» **Data**:
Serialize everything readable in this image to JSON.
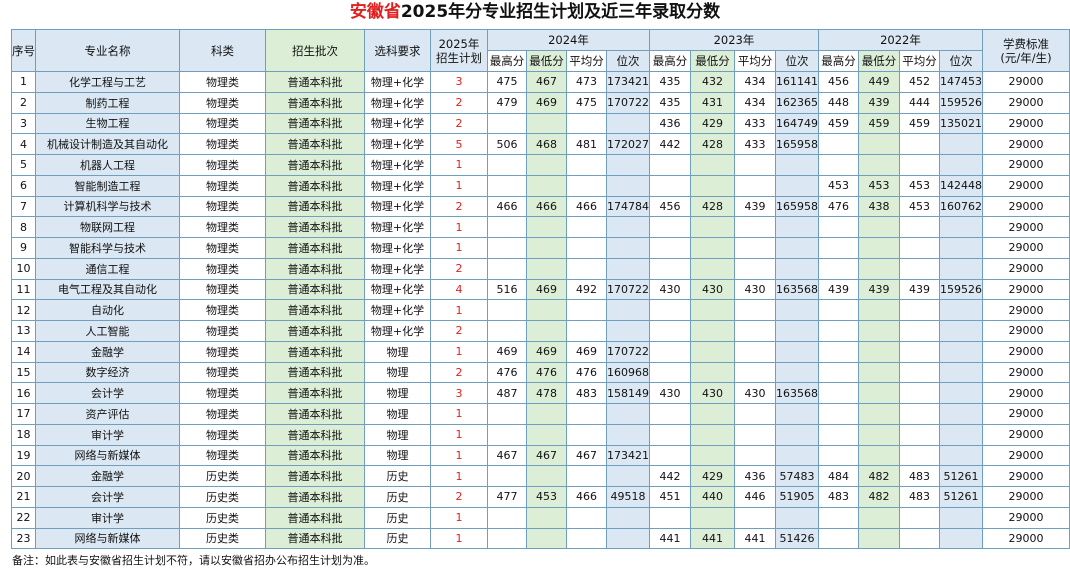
{
  "title": {
    "province": "安徽省",
    "rest": "2025年分专业招生计划及近三年录取分数"
  },
  "headers": {
    "seq": "序号",
    "major": "专业名称",
    "category": "科类",
    "batch": "招生批次",
    "subjects": "选科要求",
    "plan_line1": "2025年",
    "plan_line2": "招生计划",
    "y2024": "2024年",
    "y2023": "2023年",
    "y2022": "2022年",
    "max": "最高分",
    "min": "最低分",
    "avg": "平均分",
    "rank": "位次",
    "fee_line1": "学费标准",
    "fee_line2": "(元/年/生)"
  },
  "rows": [
    [
      "1",
      "化学工程与工艺",
      "物理类",
      "普通本科批",
      "物理+化学",
      "3",
      "475",
      "467",
      "473",
      "173421",
      "435",
      "432",
      "434",
      "161141",
      "456",
      "449",
      "452",
      "147453",
      "29000"
    ],
    [
      "2",
      "制药工程",
      "物理类",
      "普通本科批",
      "物理+化学",
      "2",
      "479",
      "469",
      "475",
      "170722",
      "435",
      "431",
      "434",
      "162365",
      "448",
      "439",
      "444",
      "159526",
      "29000"
    ],
    [
      "3",
      "生物工程",
      "物理类",
      "普通本科批",
      "物理+化学",
      "2",
      "",
      "",
      "",
      "",
      "436",
      "429",
      "433",
      "164749",
      "459",
      "459",
      "459",
      "135021",
      "29000"
    ],
    [
      "4",
      "机械设计制造及其自动化",
      "物理类",
      "普通本科批",
      "物理+化学",
      "5",
      "506",
      "468",
      "481",
      "172027",
      "442",
      "428",
      "433",
      "165958",
      "",
      "",
      "",
      "",
      "29000"
    ],
    [
      "5",
      "机器人工程",
      "物理类",
      "普通本科批",
      "物理+化学",
      "1",
      "",
      "",
      "",
      "",
      "",
      "",
      "",
      "",
      "",
      "",
      "",
      "",
      "29000"
    ],
    [
      "6",
      "智能制造工程",
      "物理类",
      "普通本科批",
      "物理+化学",
      "1",
      "",
      "",
      "",
      "",
      "",
      "",
      "",
      "",
      "453",
      "453",
      "453",
      "142448",
      "29000"
    ],
    [
      "7",
      "计算机科学与技术",
      "物理类",
      "普通本科批",
      "物理+化学",
      "2",
      "466",
      "466",
      "466",
      "174784",
      "456",
      "428",
      "439",
      "165958",
      "476",
      "438",
      "453",
      "160762",
      "29000"
    ],
    [
      "8",
      "物联网工程",
      "物理类",
      "普通本科批",
      "物理+化学",
      "1",
      "",
      "",
      "",
      "",
      "",
      "",
      "",
      "",
      "",
      "",
      "",
      "",
      "29000"
    ],
    [
      "9",
      "智能科学与技术",
      "物理类",
      "普通本科批",
      "物理+化学",
      "1",
      "",
      "",
      "",
      "",
      "",
      "",
      "",
      "",
      "",
      "",
      "",
      "",
      "29000"
    ],
    [
      "10",
      "通信工程",
      "物理类",
      "普通本科批",
      "物理+化学",
      "2",
      "",
      "",
      "",
      "",
      "",
      "",
      "",
      "",
      "",
      "",
      "",
      "",
      "29000"
    ],
    [
      "11",
      "电气工程及其自动化",
      "物理类",
      "普通本科批",
      "物理+化学",
      "4",
      "516",
      "469",
      "492",
      "170722",
      "430",
      "430",
      "430",
      "163568",
      "439",
      "439",
      "439",
      "159526",
      "29000"
    ],
    [
      "12",
      "自动化",
      "物理类",
      "普通本科批",
      "物理+化学",
      "1",
      "",
      "",
      "",
      "",
      "",
      "",
      "",
      "",
      "",
      "",
      "",
      "",
      "29000"
    ],
    [
      "13",
      "人工智能",
      "物理类",
      "普通本科批",
      "物理+化学",
      "2",
      "",
      "",
      "",
      "",
      "",
      "",
      "",
      "",
      "",
      "",
      "",
      "",
      "29000"
    ],
    [
      "14",
      "金融学",
      "物理类",
      "普通本科批",
      "物理",
      "1",
      "469",
      "469",
      "469",
      "170722",
      "",
      "",
      "",
      "",
      "",
      "",
      "",
      "",
      "29000"
    ],
    [
      "15",
      "数字经济",
      "物理类",
      "普通本科批",
      "物理",
      "2",
      "476",
      "476",
      "476",
      "160968",
      "",
      "",
      "",
      "",
      "",
      "",
      "",
      "",
      "29000"
    ],
    [
      "16",
      "会计学",
      "物理类",
      "普通本科批",
      "物理",
      "3",
      "487",
      "478",
      "483",
      "158149",
      "430",
      "430",
      "430",
      "163568",
      "",
      "",
      "",
      "",
      "29000"
    ],
    [
      "17",
      "资产评估",
      "物理类",
      "普通本科批",
      "物理",
      "1",
      "",
      "",
      "",
      "",
      "",
      "",
      "",
      "",
      "",
      "",
      "",
      "",
      "29000"
    ],
    [
      "18",
      "审计学",
      "物理类",
      "普通本科批",
      "物理",
      "1",
      "",
      "",
      "",
      "",
      "",
      "",
      "",
      "",
      "",
      "",
      "",
      "",
      "29000"
    ],
    [
      "19",
      "网络与新媒体",
      "物理类",
      "普通本科批",
      "物理",
      "1",
      "467",
      "467",
      "467",
      "173421",
      "",
      "",
      "",
      "",
      "",
      "",
      "",
      "",
      "29000"
    ],
    [
      "20",
      "金融学",
      "历史类",
      "普通本科批",
      "历史",
      "1",
      "",
      "",
      "",
      "",
      "442",
      "429",
      "436",
      "57483",
      "484",
      "482",
      "483",
      "51261",
      "29000"
    ],
    [
      "21",
      "会计学",
      "历史类",
      "普通本科批",
      "历史",
      "2",
      "477",
      "453",
      "466",
      "49518",
      "451",
      "440",
      "446",
      "51905",
      "483",
      "482",
      "483",
      "51261",
      "29000"
    ],
    [
      "22",
      "审计学",
      "历史类",
      "普通本科批",
      "历史",
      "1",
      "",
      "",
      "",
      "",
      "",
      "",
      "",
      "",
      "",
      "",
      "",
      "",
      "29000"
    ],
    [
      "23",
      "网络与新媒体",
      "历史类",
      "普通本科批",
      "历史",
      "1",
      "",
      "",
      "",
      "",
      "441",
      "441",
      "441",
      "51426",
      "",
      "",
      "",
      "",
      "29000"
    ]
  ],
  "note": "备注：如此表与安徽省招生计划不符，请以安徽省招办公布招生计划为准。",
  "colors": {
    "title_red": "#e01f1f",
    "header_blue": "#dbe8f3",
    "green": "#dcefd6",
    "border": "#6f9fbd"
  }
}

» **What the exercise asks**: Leave out the pictures and copy everything else in the records word for word.

» **Answer below**:
Serialize everything readable in this image to JSON.
{
  "title": {
    "province": "安徽省",
    "rest": "2025年分专业招生计划及近三年录取分数"
  },
  "headers": {
    "seq": "序号",
    "major": "专业名称",
    "category": "科类",
    "batch": "招生批次",
    "subjects": "选科要求",
    "plan_line1": "2025年",
    "plan_line2": "招生计划",
    "y2024": "2024年",
    "y2023": "2023年",
    "y2022": "2022年",
    "max": "最高分",
    "min": "最低分",
    "avg": "平均分",
    "rank": "位次",
    "fee_line1": "学费标准",
    "fee_line2": "(元/年/生)"
  },
  "rows": [
    [
      "1",
      "化学工程与工艺",
      "物理类",
      "普通本科批",
      "物理+化学",
      "3",
      "475",
      "467",
      "473",
      "173421",
      "435",
      "432",
      "434",
      "161141",
      "456",
      "449",
      "452",
      "147453",
      "29000"
    ],
    [
      "2",
      "制药工程",
      "物理类",
      "普通本科批",
      "物理+化学",
      "2",
      "479",
      "469",
      "475",
      "170722",
      "435",
      "431",
      "434",
      "162365",
      "448",
      "439",
      "444",
      "159526",
      "29000"
    ],
    [
      "3",
      "生物工程",
      "物理类",
      "普通本科批",
      "物理+化学",
      "2",
      "",
      "",
      "",
      "",
      "436",
      "429",
      "433",
      "164749",
      "459",
      "459",
      "459",
      "135021",
      "29000"
    ],
    [
      "4",
      "机械设计制造及其自动化",
      "物理类",
      "普通本科批",
      "物理+化学",
      "5",
      "506",
      "468",
      "481",
      "172027",
      "442",
      "428",
      "433",
      "165958",
      "",
      "",
      "",
      "",
      "29000"
    ],
    [
      "5",
      "机器人工程",
      "物理类",
      "普通本科批",
      "物理+化学",
      "1",
      "",
      "",
      "",
      "",
      "",
      "",
      "",
      "",
      "",
      "",
      "",
      "",
      "29000"
    ],
    [
      "6",
      "智能制造工程",
      "物理类",
      "普通本科批",
      "物理+化学",
      "1",
      "",
      "",
      "",
      "",
      "",
      "",
      "",
      "",
      "453",
      "453",
      "453",
      "142448",
      "29000"
    ],
    [
      "7",
      "计算机科学与技术",
      "物理类",
      "普通本科批",
      "物理+化学",
      "2",
      "466",
      "466",
      "466",
      "174784",
      "456",
      "428",
      "439",
      "165958",
      "476",
      "438",
      "453",
      "160762",
      "29000"
    ],
    [
      "8",
      "物联网工程",
      "物理类",
      "普通本科批",
      "物理+化学",
      "1",
      "",
      "",
      "",
      "",
      "",
      "",
      "",
      "",
      "",
      "",
      "",
      "",
      "29000"
    ],
    [
      "9",
      "智能科学与技术",
      "物理类",
      "普通本科批",
      "物理+化学",
      "1",
      "",
      "",
      "",
      "",
      "",
      "",
      "",
      "",
      "",
      "",
      "",
      "",
      "29000"
    ],
    [
      "10",
      "通信工程",
      "物理类",
      "普通本科批",
      "物理+化学",
      "2",
      "",
      "",
      "",
      "",
      "",
      "",
      "",
      "",
      "",
      "",
      "",
      "",
      "29000"
    ],
    [
      "11",
      "电气工程及其自动化",
      "物理类",
      "普通本科批",
      "物理+化学",
      "4",
      "516",
      "469",
      "492",
      "170722",
      "430",
      "430",
      "430",
      "163568",
      "439",
      "439",
      "439",
      "159526",
      "29000"
    ],
    [
      "12",
      "自动化",
      "物理类",
      "普通本科批",
      "物理+化学",
      "1",
      "",
      "",
      "",
      "",
      "",
      "",
      "",
      "",
      "",
      "",
      "",
      "",
      "29000"
    ],
    [
      "13",
      "人工智能",
      "物理类",
      "普通本科批",
      "物理+化学",
      "2",
      "",
      "",
      "",
      "",
      "",
      "",
      "",
      "",
      "",
      "",
      "",
      "",
      "29000"
    ],
    [
      "14",
      "金融学",
      "物理类",
      "普通本科批",
      "物理",
      "1",
      "469",
      "469",
      "469",
      "170722",
      "",
      "",
      "",
      "",
      "",
      "",
      "",
      "",
      "29000"
    ],
    [
      "15",
      "数字经济",
      "物理类",
      "普通本科批",
      "物理",
      "2",
      "476",
      "476",
      "476",
      "160968",
      "",
      "",
      "",
      "",
      "",
      "",
      "",
      "",
      "29000"
    ],
    [
      "16",
      "会计学",
      "物理类",
      "普通本科批",
      "物理",
      "3",
      "487",
      "478",
      "483",
      "158149",
      "430",
      "430",
      "430",
      "163568",
      "",
      "",
      "",
      "",
      "29000"
    ],
    [
      "17",
      "资产评估",
      "物理类",
      "普通本科批",
      "物理",
      "1",
      "",
      "",
      "",
      "",
      "",
      "",
      "",
      "",
      "",
      "",
      "",
      "",
      "29000"
    ],
    [
      "18",
      "审计学",
      "物理类",
      "普通本科批",
      "物理",
      "1",
      "",
      "",
      "",
      "",
      "",
      "",
      "",
      "",
      "",
      "",
      "",
      "",
      "29000"
    ],
    [
      "19",
      "网络与新媒体",
      "物理类",
      "普通本科批",
      "物理",
      "1",
      "467",
      "467",
      "467",
      "173421",
      "",
      "",
      "",
      "",
      "",
      "",
      "",
      "",
      "29000"
    ],
    [
      "20",
      "金融学",
      "历史类",
      "普通本科批",
      "历史",
      "1",
      "",
      "",
      "",
      "",
      "442",
      "429",
      "436",
      "57483",
      "484",
      "482",
      "483",
      "51261",
      "29000"
    ],
    [
      "21",
      "会计学",
      "历史类",
      "普通本科批",
      "历史",
      "2",
      "477",
      "453",
      "466",
      "49518",
      "451",
      "440",
      "446",
      "51905",
      "483",
      "482",
      "483",
      "51261",
      "29000"
    ],
    [
      "22",
      "审计学",
      "历史类",
      "普通本科批",
      "历史",
      "1",
      "",
      "",
      "",
      "",
      "",
      "",
      "",
      "",
      "",
      "",
      "",
      "",
      "29000"
    ],
    [
      "23",
      "网络与新媒体",
      "历史类",
      "普通本科批",
      "历史",
      "1",
      "",
      "",
      "",
      "",
      "441",
      "441",
      "441",
      "51426",
      "",
      "",
      "",
      "",
      "29000"
    ]
  ],
  "note": "备注：如此表与安徽省招生计划不符，请以安徽省招办公布招生计划为准。",
  "colors": {
    "title_red": "#e01f1f",
    "header_blue": "#dbe8f3",
    "green": "#dcefd6",
    "border": "#6f9fbd"
  }
}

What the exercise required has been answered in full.